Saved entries
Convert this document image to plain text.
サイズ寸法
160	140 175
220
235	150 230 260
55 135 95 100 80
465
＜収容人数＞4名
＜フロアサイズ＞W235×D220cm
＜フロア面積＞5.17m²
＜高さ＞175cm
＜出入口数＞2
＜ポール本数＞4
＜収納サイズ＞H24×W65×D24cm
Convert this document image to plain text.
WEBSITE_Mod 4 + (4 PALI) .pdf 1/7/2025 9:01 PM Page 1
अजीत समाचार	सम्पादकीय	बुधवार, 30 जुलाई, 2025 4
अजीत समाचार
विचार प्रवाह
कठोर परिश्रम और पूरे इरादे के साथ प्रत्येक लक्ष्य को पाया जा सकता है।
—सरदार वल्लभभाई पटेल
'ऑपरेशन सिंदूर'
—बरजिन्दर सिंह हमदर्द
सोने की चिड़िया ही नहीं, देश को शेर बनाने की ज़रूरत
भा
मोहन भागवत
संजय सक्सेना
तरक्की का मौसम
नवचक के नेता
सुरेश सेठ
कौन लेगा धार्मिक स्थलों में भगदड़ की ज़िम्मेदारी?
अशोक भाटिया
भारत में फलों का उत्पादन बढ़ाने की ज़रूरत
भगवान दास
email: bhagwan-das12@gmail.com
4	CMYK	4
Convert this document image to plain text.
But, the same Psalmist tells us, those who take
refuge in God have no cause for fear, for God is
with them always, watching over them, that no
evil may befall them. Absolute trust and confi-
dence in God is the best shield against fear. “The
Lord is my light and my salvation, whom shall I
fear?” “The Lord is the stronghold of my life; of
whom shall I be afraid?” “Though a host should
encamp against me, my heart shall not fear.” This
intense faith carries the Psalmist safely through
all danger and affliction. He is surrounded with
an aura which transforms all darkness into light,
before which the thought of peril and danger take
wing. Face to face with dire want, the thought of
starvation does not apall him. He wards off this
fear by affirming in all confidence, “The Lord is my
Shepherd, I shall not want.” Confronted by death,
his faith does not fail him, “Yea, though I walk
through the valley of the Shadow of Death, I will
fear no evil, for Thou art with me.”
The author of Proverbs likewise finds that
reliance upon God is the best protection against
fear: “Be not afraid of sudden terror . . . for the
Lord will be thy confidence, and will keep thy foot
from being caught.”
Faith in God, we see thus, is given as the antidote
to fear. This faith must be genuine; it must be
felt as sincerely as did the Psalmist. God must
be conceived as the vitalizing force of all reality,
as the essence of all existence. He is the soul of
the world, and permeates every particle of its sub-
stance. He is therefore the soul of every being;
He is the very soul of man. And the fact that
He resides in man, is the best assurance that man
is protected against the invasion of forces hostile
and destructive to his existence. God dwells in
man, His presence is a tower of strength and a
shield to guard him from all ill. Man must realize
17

> Work required
Note every line above where the string "will" shows up, and copy those lines.

> Written answer
through the valley of the Shadow of Death, I will
Lord will be thy confidence, and will keep thy foot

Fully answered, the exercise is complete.